For example: When running application locally, you can access /metrics endpoint on port 2121 from: {% new-tab-link title="http://localhost:2121/metrics" href="http://localhost:2121/metrics" /%}

GoFr also supports creating {% new-tab-link newtab=false title="custom metrics" href="/docs/advanced-guide/publishing-custom-metrics" /%}.

## Tracing

{% new-tab-link title="Tracing" href="https://opentelemetry.io/docs/concepts/signals/#traces" /%} is a powerful tool for gaining insights into your application's behavior, identifying bottlenecks, and improving
system performance. A trace is a tree of spans. It is a collective of observable signals showing the path of work
through a system. A trace on its own is distinguishable by a `TraceID`.

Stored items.
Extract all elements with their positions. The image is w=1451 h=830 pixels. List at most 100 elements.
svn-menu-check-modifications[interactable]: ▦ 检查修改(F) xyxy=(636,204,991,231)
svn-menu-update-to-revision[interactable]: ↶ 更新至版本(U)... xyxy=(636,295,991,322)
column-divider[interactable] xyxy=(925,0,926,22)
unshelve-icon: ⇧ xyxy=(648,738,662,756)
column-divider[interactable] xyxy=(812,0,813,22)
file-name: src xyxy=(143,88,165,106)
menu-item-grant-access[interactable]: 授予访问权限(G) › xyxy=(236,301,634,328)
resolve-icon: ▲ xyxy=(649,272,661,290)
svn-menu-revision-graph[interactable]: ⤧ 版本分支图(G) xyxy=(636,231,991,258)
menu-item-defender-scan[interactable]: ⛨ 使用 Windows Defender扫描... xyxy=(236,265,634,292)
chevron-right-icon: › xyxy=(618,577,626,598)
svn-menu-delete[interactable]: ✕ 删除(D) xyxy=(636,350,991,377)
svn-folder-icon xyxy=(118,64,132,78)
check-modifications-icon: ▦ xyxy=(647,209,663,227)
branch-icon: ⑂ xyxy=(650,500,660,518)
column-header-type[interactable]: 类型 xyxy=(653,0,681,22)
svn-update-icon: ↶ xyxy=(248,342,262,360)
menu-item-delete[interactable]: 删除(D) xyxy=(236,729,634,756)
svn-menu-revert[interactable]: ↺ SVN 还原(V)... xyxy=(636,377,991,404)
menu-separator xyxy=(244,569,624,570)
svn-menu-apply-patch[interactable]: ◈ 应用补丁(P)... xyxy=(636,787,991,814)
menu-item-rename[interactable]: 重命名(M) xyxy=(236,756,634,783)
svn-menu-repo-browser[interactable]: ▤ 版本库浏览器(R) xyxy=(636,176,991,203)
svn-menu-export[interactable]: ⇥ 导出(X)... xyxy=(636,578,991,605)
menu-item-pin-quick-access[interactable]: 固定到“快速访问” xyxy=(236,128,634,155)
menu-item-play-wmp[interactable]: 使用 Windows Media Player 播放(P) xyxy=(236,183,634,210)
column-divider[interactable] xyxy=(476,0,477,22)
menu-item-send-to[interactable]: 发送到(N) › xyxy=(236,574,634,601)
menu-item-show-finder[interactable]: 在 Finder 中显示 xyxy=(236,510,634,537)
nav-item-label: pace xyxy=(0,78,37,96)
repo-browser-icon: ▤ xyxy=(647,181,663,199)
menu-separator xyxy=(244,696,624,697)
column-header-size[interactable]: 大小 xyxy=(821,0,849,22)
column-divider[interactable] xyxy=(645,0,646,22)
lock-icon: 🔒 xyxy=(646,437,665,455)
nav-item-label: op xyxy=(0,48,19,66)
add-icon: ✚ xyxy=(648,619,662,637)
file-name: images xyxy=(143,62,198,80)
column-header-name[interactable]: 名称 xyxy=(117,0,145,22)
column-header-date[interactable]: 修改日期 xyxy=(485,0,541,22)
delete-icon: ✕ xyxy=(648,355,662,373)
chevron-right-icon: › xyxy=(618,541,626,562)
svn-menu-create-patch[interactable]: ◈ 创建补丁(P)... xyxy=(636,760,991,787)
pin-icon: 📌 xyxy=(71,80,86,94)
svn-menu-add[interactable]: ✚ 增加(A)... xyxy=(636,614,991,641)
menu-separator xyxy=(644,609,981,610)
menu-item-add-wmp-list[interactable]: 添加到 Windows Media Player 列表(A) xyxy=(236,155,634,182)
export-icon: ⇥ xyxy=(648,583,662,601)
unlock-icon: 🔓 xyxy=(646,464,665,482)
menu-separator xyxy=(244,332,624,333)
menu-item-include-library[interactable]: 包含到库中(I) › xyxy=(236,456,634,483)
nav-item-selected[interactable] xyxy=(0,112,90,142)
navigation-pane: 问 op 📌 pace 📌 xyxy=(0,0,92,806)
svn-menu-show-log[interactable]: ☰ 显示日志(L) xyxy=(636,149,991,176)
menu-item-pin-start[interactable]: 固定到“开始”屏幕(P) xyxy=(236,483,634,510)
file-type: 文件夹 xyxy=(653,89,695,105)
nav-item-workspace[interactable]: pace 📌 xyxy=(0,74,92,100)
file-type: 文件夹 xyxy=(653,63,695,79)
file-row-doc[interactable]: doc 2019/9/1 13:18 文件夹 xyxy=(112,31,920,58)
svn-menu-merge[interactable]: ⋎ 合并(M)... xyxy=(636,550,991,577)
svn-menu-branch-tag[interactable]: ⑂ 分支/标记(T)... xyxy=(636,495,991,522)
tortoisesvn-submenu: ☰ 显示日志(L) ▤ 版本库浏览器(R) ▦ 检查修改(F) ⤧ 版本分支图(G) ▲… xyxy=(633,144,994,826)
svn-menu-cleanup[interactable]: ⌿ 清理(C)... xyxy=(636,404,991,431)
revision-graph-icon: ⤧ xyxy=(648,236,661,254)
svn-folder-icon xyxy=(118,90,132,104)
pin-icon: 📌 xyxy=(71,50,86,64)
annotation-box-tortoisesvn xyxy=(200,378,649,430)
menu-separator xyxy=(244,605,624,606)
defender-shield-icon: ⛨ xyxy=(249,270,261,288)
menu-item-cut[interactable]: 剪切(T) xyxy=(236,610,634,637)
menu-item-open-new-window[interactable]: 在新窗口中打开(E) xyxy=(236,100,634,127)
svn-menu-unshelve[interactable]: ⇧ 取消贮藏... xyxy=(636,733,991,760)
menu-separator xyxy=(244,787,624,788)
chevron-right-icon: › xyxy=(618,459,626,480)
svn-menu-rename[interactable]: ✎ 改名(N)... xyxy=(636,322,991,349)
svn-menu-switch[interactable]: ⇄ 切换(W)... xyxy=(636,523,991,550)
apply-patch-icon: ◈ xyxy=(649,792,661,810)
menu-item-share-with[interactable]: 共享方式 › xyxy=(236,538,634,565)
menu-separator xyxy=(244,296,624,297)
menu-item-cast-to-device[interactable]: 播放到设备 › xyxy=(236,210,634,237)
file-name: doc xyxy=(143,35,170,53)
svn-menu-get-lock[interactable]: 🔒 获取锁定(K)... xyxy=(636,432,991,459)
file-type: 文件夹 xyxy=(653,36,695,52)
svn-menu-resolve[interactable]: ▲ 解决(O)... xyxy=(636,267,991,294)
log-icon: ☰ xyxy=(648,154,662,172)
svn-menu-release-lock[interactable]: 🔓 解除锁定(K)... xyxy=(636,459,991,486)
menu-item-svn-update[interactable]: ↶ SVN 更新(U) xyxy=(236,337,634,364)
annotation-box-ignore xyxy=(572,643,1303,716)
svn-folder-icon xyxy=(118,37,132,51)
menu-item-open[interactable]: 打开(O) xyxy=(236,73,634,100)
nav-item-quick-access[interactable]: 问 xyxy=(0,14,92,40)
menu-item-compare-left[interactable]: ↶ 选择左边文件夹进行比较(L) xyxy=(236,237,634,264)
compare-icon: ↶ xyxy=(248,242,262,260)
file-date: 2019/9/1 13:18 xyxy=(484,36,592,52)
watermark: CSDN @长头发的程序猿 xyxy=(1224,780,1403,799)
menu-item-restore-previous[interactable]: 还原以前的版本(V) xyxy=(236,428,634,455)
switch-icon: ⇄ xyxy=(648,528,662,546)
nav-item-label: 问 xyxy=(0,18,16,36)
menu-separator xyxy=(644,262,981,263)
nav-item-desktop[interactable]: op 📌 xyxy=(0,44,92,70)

Problem requirements. According to the GoFr documentation excerpt, what makes a trace distinguishable on its own?

Response for this exercise. A `TraceID`.